Write out the listing exactly as it is given.

• Material for this task
* * * * * * *
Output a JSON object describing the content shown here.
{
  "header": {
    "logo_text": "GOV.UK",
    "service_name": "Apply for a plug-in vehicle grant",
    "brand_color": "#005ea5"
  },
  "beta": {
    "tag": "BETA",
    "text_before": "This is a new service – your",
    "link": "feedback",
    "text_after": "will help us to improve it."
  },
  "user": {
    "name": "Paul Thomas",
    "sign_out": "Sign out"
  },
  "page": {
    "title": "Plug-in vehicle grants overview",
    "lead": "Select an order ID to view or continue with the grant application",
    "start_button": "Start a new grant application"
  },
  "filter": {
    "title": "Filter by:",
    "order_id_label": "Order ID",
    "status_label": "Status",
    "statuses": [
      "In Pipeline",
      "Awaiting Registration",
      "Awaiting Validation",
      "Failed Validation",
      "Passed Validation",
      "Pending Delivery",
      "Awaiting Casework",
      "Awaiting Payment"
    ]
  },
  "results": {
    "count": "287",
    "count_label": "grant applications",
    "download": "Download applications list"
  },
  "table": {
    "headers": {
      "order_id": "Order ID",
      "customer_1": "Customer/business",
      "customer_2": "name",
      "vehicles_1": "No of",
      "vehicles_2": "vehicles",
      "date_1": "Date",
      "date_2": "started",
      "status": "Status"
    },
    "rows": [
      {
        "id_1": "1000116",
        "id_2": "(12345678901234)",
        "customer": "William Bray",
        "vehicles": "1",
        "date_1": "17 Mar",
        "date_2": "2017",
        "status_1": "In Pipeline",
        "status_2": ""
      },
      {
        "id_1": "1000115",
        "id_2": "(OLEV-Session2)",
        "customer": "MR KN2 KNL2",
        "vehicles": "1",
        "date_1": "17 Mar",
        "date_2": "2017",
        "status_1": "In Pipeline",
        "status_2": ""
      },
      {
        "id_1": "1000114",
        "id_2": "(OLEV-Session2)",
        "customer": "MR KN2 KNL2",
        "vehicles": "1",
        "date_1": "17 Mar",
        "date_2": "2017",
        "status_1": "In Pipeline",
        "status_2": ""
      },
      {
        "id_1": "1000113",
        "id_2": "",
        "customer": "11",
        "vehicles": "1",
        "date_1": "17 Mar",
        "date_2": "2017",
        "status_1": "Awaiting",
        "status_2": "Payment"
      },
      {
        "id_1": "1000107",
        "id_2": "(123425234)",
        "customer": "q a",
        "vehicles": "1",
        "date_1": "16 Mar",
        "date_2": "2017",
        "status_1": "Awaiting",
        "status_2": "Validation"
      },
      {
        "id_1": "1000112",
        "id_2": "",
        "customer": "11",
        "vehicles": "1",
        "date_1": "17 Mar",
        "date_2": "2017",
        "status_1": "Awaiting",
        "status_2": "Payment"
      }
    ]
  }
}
* * * * * * *
• The solution
Output a JSON object describing the content shown here.
{
  "header": {
    "logo_text": "GOV.UK",
    "service_name": "Apply for a plug-in vehicle grant",
    "brand_color": "#005ea5"
  },
  "beta": {
    "tag": "BETA",
    "text_before": "This is a new service – your",
    "link": "feedback",
    "text_after": "will help us to improve it."
  },
  "user": {
    "name": "Paul Thomas",
    "sign_out": "Sign out"
  },
  "page": {
    "title": "Plug-in vehicle grants overview",
    "lead": "Select an order ID to view or continue with the grant application",
    "start_button": "Start a new grant application"
  },
  "filter": {
    "title": "Filter by:",
    "order_id_label": "Order ID",
    "status_label": "Status",
    "statuses": [
      "In Pipeline",
      "Awaiting Registration",
      "Awaiting Validation",
      "Failed Validation",
      "Passed Validation",
      "Pending Delivery",
      "Awaiting Casework",
      "Awaiting Payment"
    ]
  },
  "results": {
    "count": "287",
    "count_label": "grant applications",
    "download": "Download applications list"
  },
  "table": {
    "headers": {
      "order_id": "Order ID",
      "customer_1": "Customer/business",
      "customer_2": "name",
      "vehicles_1": "No of",
      "vehicles_2": "vehicles",
      "date_1": "Date",
      "date_2": "started",
      "status": "Status"
    },
    "rows": [
      {
        "id_1": "1000116",
        "id_2": "(12345678901234)",
        "customer": "William Bray",
        "vehicles": "1",
        "date_1": "17 Mar",
        "date_2": "2017",
        "status_1": "In Pipeline",
        "status_2": ""
      },
      {
        "id_1": "1000115",
        "id_2": "(OLEV-Session2)",
        "customer": "MR KN2 KNL2",
        "vehicles": "1",
        "date_1": "17 Mar",
        "date_2": "2017",
        "status_1": "In Pipeline",
        "status_2": ""
      },
      {
        "id_1": "1000114",
        "id_2": "(OLEV-Session2)",
        "customer": "MR KN2 KNL2",
        "vehicles": "1",
        "date_1": "17 Mar",
        "date_2": "2017",
        "status_1": "In Pipeline",
        "status_2": ""
      },
      {
        "id_1": "1000113",
        "id_2": "",
        "customer": "11",
        "vehicles": "1",
        "date_1": "17 Mar",
        "date_2": "2017",
        "status_1": "Awaiting",
        "status_2": "Payment"
      },
      {
        "id_1": "1000107",
        "id_2": "(123425234)",
        "customer": "q a",
        "vehicles": "1",
        "date_1": "16 Mar",
        "date_2": "2017",
        "status_1": "Awaiting",
        "status_2": "Validation"
      },
      {
        "id_1": "1000112",
        "id_2": "",
        "customer": "11",
        "vehicles": "1",
        "date_1": "17 Mar",
        "date_2": "2017",
        "status_1": "Awaiting",
        "status_2": "Payment"
      }
    ]
  }
}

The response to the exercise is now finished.